### EXERCISE DIRECTIONS
Scan the entries below for the word "content". Copy each line that has it.

******************************

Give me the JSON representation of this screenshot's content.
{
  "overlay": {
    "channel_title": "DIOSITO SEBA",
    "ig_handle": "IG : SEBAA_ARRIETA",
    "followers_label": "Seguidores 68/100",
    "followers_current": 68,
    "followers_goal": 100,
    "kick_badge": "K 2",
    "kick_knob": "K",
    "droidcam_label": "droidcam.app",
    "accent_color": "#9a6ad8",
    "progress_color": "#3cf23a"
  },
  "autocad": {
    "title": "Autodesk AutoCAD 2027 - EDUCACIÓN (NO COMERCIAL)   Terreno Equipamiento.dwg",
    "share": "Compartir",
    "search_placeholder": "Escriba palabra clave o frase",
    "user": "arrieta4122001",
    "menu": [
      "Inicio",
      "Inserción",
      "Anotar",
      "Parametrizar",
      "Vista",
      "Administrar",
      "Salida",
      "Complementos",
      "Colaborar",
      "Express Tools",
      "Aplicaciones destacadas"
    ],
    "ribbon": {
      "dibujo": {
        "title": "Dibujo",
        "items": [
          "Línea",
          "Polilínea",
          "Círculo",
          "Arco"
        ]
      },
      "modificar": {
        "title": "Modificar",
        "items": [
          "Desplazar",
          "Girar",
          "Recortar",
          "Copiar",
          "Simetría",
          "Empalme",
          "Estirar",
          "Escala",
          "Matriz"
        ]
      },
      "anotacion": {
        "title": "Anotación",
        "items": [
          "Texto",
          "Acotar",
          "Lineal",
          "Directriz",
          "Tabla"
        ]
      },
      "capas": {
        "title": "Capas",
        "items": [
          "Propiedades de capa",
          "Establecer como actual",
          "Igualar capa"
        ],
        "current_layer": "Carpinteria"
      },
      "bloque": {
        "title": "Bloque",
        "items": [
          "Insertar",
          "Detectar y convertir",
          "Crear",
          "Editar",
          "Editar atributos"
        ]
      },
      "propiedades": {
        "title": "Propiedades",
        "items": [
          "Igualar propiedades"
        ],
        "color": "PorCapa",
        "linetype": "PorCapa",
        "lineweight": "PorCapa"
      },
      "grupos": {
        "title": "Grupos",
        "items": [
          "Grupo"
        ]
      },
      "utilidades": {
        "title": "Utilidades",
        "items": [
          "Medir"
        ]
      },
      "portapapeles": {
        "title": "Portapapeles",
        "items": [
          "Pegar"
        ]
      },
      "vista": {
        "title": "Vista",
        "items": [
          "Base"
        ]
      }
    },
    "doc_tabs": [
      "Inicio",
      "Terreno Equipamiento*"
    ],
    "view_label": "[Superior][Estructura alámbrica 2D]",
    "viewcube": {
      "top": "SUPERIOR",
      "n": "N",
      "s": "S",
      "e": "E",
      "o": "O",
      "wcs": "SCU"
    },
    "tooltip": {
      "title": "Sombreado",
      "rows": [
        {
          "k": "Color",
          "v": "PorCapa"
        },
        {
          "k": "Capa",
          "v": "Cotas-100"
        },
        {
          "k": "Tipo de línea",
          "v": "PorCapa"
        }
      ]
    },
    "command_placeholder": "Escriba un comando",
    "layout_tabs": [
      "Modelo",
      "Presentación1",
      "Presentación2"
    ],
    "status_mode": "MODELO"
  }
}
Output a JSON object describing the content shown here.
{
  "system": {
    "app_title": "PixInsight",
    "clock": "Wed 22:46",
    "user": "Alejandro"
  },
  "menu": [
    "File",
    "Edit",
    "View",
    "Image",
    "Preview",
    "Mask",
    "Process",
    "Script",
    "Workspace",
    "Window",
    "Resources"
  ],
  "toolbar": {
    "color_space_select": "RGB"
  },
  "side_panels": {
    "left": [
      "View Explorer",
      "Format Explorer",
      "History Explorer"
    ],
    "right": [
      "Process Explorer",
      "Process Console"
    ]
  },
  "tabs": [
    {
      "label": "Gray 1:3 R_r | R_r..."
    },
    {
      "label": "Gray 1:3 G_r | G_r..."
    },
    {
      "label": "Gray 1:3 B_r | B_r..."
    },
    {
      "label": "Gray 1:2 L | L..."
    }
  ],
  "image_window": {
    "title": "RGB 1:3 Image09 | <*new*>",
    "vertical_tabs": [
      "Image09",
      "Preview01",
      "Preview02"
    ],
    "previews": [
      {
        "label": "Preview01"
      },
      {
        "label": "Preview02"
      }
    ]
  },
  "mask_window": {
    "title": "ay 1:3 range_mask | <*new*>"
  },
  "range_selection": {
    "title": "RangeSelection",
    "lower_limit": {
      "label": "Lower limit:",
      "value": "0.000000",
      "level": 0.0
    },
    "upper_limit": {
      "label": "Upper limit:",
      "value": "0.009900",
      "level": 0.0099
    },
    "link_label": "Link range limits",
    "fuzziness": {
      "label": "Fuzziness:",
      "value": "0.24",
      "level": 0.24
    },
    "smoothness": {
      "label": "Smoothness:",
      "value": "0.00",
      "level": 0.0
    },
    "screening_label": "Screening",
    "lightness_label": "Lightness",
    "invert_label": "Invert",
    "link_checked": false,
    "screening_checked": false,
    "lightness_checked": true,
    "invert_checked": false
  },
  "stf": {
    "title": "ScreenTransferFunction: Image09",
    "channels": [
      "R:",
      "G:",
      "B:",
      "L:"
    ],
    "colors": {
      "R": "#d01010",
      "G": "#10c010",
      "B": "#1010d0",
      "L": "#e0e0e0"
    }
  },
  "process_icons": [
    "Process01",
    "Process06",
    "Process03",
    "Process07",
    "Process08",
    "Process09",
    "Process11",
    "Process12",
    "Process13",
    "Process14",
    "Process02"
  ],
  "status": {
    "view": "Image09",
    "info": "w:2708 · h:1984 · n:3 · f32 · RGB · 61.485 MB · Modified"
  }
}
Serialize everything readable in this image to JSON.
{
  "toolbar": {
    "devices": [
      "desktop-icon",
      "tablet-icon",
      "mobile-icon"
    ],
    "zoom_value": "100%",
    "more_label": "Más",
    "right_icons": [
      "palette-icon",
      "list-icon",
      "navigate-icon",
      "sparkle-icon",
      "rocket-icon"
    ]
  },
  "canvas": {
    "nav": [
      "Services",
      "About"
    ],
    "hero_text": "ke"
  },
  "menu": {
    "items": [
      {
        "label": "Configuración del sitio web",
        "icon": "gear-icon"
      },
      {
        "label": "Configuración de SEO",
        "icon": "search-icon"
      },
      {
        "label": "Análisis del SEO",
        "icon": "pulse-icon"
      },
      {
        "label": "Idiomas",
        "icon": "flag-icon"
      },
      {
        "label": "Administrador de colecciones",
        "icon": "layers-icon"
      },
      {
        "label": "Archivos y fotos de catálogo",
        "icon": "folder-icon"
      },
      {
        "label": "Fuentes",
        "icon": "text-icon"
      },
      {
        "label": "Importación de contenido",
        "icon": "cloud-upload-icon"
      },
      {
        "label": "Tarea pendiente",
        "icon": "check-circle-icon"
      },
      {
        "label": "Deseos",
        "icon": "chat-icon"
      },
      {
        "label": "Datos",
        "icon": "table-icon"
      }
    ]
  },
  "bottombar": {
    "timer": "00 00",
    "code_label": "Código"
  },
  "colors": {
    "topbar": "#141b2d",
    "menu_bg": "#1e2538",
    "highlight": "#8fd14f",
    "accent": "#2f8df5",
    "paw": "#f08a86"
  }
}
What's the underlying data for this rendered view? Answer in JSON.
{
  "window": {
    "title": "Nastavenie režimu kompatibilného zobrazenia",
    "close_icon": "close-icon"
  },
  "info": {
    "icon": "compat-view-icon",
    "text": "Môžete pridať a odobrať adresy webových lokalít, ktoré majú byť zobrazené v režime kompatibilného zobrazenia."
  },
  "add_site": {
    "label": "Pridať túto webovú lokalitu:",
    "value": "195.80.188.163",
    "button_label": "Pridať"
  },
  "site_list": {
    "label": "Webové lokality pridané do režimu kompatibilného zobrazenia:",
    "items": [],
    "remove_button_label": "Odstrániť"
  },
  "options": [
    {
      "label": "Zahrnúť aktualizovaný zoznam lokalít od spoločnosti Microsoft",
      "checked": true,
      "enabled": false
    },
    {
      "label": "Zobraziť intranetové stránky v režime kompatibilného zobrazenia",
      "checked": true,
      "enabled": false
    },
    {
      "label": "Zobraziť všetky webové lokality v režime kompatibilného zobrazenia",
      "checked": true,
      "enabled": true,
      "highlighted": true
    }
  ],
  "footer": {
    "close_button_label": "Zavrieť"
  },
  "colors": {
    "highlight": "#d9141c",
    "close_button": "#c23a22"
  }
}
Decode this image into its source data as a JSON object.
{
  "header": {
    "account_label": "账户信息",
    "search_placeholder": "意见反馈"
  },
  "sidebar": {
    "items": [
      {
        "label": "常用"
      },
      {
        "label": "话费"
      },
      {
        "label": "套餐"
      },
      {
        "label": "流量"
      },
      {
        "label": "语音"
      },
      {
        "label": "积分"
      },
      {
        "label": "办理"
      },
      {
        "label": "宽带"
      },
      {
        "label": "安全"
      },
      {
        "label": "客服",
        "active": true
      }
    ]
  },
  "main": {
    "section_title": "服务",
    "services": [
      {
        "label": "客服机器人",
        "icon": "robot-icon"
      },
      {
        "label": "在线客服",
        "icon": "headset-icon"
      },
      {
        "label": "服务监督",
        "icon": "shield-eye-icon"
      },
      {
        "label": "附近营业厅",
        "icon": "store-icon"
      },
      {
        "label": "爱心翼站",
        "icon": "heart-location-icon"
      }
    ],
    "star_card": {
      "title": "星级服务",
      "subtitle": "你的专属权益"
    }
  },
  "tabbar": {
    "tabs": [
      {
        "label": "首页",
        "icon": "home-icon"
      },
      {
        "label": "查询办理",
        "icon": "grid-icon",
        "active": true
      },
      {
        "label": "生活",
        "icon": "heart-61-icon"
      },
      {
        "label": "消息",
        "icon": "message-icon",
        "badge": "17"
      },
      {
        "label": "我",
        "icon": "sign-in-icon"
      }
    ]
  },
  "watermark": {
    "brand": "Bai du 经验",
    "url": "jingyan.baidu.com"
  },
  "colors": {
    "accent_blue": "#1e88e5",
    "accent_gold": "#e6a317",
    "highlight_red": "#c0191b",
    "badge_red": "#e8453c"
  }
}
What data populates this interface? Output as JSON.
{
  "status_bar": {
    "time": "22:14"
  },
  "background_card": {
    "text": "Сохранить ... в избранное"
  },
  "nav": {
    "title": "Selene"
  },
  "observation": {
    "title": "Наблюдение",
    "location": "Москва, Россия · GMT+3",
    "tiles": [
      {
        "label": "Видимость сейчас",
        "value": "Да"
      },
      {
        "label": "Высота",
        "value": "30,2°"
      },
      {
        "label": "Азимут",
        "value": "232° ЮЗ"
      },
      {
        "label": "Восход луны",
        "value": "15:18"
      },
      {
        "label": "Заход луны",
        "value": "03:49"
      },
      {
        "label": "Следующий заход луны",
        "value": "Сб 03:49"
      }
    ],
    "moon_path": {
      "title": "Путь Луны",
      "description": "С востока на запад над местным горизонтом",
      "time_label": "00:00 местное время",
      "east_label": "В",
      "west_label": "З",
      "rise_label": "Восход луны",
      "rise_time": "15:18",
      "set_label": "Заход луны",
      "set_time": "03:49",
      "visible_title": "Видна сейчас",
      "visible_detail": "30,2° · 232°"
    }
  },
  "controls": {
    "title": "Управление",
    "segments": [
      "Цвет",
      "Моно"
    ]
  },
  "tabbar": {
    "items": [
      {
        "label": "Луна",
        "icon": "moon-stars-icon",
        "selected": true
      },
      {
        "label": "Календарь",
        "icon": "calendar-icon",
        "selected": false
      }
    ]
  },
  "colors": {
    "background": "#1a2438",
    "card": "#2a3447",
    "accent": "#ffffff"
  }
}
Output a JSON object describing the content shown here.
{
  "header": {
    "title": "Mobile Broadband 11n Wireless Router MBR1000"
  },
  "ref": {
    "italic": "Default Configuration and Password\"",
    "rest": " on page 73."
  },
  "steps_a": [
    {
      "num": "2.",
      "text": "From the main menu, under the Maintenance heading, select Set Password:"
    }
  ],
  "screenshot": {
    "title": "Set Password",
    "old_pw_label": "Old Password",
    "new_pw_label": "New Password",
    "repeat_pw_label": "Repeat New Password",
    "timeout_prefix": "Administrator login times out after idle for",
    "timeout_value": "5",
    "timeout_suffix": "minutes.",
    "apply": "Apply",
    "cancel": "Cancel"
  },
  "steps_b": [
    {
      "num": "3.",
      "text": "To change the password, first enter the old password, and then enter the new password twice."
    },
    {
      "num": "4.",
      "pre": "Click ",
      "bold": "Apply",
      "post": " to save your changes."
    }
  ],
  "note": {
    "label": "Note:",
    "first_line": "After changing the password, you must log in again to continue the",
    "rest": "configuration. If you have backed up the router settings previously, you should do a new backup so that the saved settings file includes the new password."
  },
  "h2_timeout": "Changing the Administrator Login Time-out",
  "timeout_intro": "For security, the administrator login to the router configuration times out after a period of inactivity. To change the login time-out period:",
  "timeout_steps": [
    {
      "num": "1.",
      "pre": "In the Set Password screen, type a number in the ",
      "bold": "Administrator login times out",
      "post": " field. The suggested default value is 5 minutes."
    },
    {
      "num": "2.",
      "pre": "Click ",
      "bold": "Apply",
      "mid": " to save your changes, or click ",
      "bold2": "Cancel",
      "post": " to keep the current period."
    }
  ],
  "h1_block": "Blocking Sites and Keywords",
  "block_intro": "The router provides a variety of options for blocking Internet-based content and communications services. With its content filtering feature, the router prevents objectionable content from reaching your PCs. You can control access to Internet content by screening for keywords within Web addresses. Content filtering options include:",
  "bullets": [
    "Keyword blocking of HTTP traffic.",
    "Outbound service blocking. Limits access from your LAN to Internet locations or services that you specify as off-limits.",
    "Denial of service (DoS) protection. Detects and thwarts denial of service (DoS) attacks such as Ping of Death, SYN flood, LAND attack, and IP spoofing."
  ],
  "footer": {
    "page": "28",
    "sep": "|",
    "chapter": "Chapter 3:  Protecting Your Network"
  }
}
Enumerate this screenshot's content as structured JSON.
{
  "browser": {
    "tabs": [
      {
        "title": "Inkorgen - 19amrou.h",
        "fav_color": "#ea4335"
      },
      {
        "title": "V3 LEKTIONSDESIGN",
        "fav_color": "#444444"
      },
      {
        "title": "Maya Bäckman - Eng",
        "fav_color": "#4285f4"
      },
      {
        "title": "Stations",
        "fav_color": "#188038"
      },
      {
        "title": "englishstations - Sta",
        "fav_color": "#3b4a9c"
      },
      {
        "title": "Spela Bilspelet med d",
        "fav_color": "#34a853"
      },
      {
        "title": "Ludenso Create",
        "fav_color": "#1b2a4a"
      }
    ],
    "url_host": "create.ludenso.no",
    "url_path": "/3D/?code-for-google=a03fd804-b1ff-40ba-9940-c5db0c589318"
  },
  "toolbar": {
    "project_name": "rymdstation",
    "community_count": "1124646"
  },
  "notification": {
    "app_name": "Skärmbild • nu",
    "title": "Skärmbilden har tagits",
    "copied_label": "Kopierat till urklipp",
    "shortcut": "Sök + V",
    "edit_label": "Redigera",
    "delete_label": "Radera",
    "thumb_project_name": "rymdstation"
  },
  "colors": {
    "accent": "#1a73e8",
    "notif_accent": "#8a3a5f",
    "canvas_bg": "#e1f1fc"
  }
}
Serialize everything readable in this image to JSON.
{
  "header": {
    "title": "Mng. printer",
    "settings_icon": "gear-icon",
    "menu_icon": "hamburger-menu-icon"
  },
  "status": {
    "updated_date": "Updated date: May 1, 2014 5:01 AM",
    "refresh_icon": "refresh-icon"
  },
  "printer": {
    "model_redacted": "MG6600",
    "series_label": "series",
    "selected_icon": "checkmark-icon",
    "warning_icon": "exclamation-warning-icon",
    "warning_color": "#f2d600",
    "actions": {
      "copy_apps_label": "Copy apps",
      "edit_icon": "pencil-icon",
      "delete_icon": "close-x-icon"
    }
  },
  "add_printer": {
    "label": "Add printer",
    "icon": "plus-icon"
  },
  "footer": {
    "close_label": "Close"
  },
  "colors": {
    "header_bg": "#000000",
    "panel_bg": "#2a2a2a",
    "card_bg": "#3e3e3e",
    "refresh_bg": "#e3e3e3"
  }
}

******************************

### RESULT
Give me the JSON representation of this screenshot's content.
Output a JSON object describing the content shown here.
Output a JSON object describing the content shown here.
  "block_intro": "The router provides a variety of options for blocking Internet-based content and communications services. With its content filtering feature, the router prevents objectionable content from reaching your PCs. You can control access to Internet content by screening for keywords within Web addresses. Content filtering options include:",
Enumerate this screenshot's content as structured JSON.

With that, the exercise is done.